(Entries with figure data)
● ● ●

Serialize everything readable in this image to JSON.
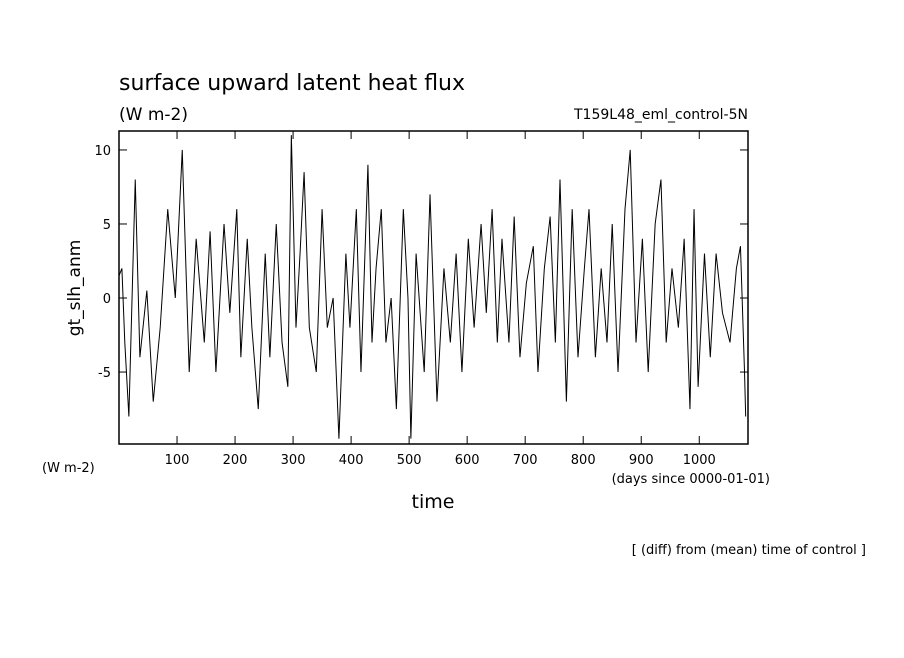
{
  "chart_data": {
    "type": "line",
    "title": "surface upward latent heat flux",
    "subtitle": "(W m-2)",
    "run_label": "T159L48_eml_control-5N",
    "y_label": "gt_slh_anm",
    "y_unit_label": "(W m-2)",
    "x_unit_label": "(days since 0000-01-01)",
    "x_label": "time",
    "footnote": "[ (diff) from (mean) time of control ]",
    "xlim": [
      0,
      1084
    ],
    "xticks": [
      100,
      200,
      300,
      400,
      500,
      600,
      700,
      800,
      900,
      1000
    ],
    "ylim": [
      -9.86,
      11.28
    ],
    "yticks": [
      -5,
      0,
      5,
      10
    ],
    "grid": false,
    "series": [
      {
        "color": "#000000",
        "x": [
          0,
          5,
          10,
          17,
          28,
          36,
          48,
          59,
          71,
          84,
          97,
          109,
          121,
          133,
          147,
          157,
          167,
          181,
          191,
          203,
          210,
          221,
          229,
          240,
          252,
          260,
          271,
          281,
          291,
          297,
          305,
          312,
          319,
          328,
          340,
          350,
          359,
          369,
          379,
          391,
          398,
          409,
          417,
          429,
          436,
          443,
          452,
          460,
          469,
          478,
          490,
          498,
          503,
          512,
          526,
          536,
          548,
          560,
          571,
          581,
          591,
          602,
          612,
          624,
          633,
          643,
          652,
          660,
          672,
          681,
          691,
          702,
          714,
          722,
          733,
          743,
          752,
          760,
          771,
          781,
          791,
          802,
          810,
          821,
          831,
          841,
          850,
          860,
          872,
          881,
          891,
          902,
          912,
          924,
          934,
          943,
          953,
          964,
          974,
          984,
          991,
          998,
          1009,
          1019,
          1029,
          1040,
          1053,
          1064,
          1071,
          1078,
          1080
        ],
        "values": [
          1.5,
          2,
          -3,
          -8,
          8,
          -4,
          0.5,
          -7,
          -2,
          6,
          0,
          10,
          -5,
          4,
          -3,
          4.5,
          -5,
          5,
          -1,
          6,
          -4,
          4,
          -2,
          -7.5,
          3,
          -4,
          5,
          -3,
          -6,
          11,
          -2,
          3,
          8.5,
          -2,
          -5,
          6,
          -2,
          0,
          -9.5,
          3,
          -2,
          6,
          -5,
          9,
          -3,
          2,
          6,
          -3,
          0,
          -7.5,
          6,
          0,
          -9.5,
          3,
          -5,
          7,
          -7,
          2,
          -3,
          3,
          -5,
          4,
          -2,
          5,
          -1,
          6,
          -3,
          4,
          -3,
          5.5,
          -4,
          1,
          3.5,
          -5,
          2,
          5.5,
          -3,
          8,
          -7,
          6,
          -4,
          2,
          6,
          -4,
          2,
          -3,
          5,
          -5,
          6,
          10,
          -3,
          4,
          -5,
          5,
          8,
          -3,
          2,
          -2,
          4,
          -7.5,
          6,
          -6,
          3,
          -4,
          3,
          -1,
          -3,
          2,
          3.5,
          -5,
          -8
        ]
      }
    ]
  }
}
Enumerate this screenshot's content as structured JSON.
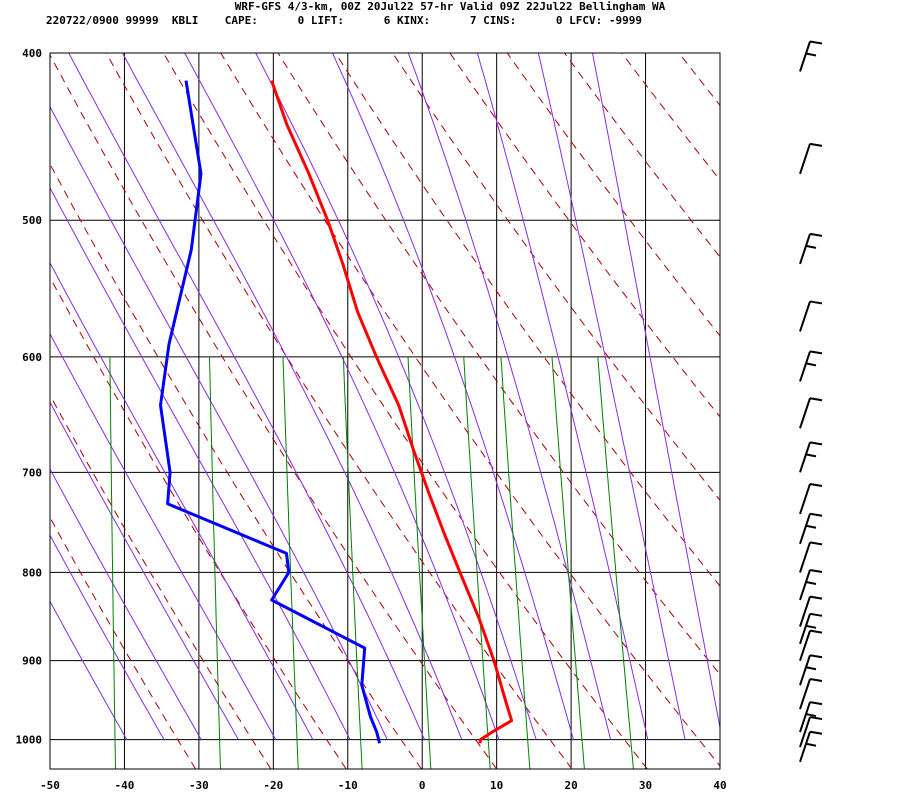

● ● ●

_Set task_:
Reproduce every entry word for word, but skip any pictures.

_Response below_:
Serialize everything readable in this image to JSON.
{
  "chart_data": {
    "type": "line",
    "title": "surface upward latent heat flux",
    "subtitle": "(W m-2)",
    "run_label": "T159L48_eml_control-5N",
    "y_label": "gt_slh_anm",
    "y_unit_label": "(W m-2)",
    "x_unit_label": "(days since 0000-01-01)",
    "x_label": "time",
    "footnote": "[ (diff) from (mean) time of control ]",
    "xlim": [
      0,
      1084
    ],
    "xticks": [
      100,
      200,
      300,
      400,
      500,
      600,
      700,
      800,
      900,
      1000
    ],
    "ylim": [
      -9.86,
      11.28
    ],
    "yticks": [
      -5,
      0,
      5,
      10
    ],
    "grid": false,
    "series": [
      {
        "color": "#000000",
        "x": [
          0,
          5,
          10,
          17,
          28,
          36,
          48,
          59,
          71,
          84,
          97,
          109,
          121,
          133,
          147,
          157,
          167,
          181,
          191,
          203,
          210,
          221,
          229,
          240,
          252,
          260,
          271,
          281,
          291,
          297,
          305,
          312,
          319,
          328,
          340,
          350,
          359,
          369,
          379,
          391,
          398,
          409,
          417,
          429,
          436,
          443,
          452,
          460,
          469,
          478,
          490,
          498,
          503,
          512,
          526,
          536,
          548,
          560,
          571,
          581,
          591,
          602,
          612,
          624,
          633,
          643,
          652,
          660,
          672,
          681,
          691,
          702,
          714,
          722,
          733,
          743,
          752,
          760,
          771,
          781,
          791,
          802,
          810,
          821,
          831,
          841,
          850,
          860,
          872,
          881,
          891,
          902,
          912,
          924,
          934,
          943,
          953,
          964,
          974,
          984,
          991,
          998,
          1009,
          1019,
          1029,
          1040,
          1053,
          1064,
          1071,
          1078,
          1080
        ],
        "values": [
          1.5,
          2,
          -3,
          -8,
          8,
          -4,
          0.5,
          -7,
          -2,
          6,
          0,
          10,
          -5,
          4,
          -3,
          4.5,
          -5,
          5,
          -1,
          6,
          -4,
          4,
          -2,
          -7.5,
          3,
          -4,
          5,
          -3,
          -6,
          11,
          -2,
          3,
          8.5,
          -2,
          -5,
          6,
          -2,
          0,
          -9.5,
          3,
          -2,
          6,
          -5,
          9,
          -3,
          2,
          6,
          -3,
          0,
          -7.5,
          6,
          0,
          -9.5,
          3,
          -5,
          7,
          -7,
          2,
          -3,
          3,
          -5,
          4,
          -2,
          5,
          -1,
          6,
          -3,
          4,
          -3,
          5.5,
          -4,
          1,
          3.5,
          -5,
          2,
          5.5,
          -3,
          8,
          -7,
          6,
          -4,
          2,
          6,
          -4,
          2,
          -3,
          5,
          -5,
          6,
          10,
          -3,
          4,
          -5,
          5,
          8,
          -3,
          2,
          -2,
          4,
          -7.5,
          6,
          -6,
          3,
          -4,
          3,
          -1,
          -3,
          2,
          3.5,
          -5,
          -8
        ]
      }
    ]
  }
}
Enumerate this screenshot's content as structured JSON.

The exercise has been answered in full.